--- Input for this task ---

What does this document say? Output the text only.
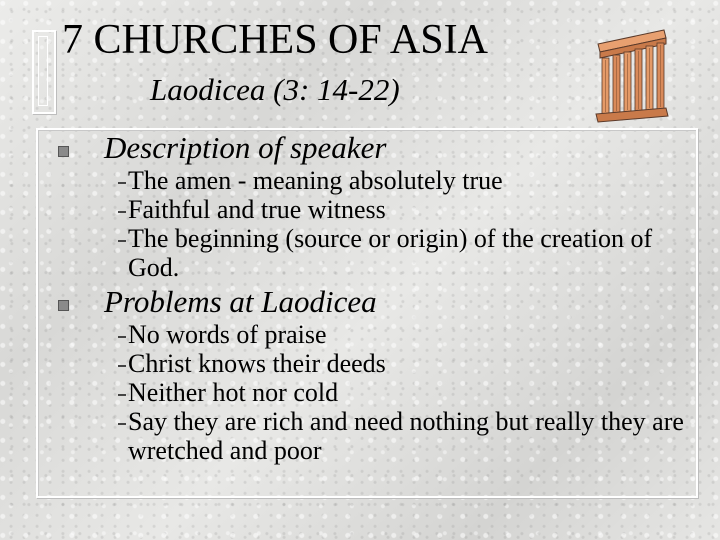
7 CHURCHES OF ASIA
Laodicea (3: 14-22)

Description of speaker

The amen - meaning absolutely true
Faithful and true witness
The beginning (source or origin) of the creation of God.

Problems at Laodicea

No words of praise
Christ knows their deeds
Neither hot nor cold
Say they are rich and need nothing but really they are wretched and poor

---

* **Task description**
Using the records above, output their complete text exactly, minus any images.

* **Response**
What does this document say? Output the text only.
7 CHURCHES OF ASIA
Laodicea (3: 14-22)

Description of speaker

The amen - meaning absolutely true
Faithful and true witness
The beginning (source or origin) of the creation of God.

Problems at Laodicea

No words of praise
Christ knows their deeds
Neither hot nor cold
Say they are rich and need nothing but really they are wretched and poor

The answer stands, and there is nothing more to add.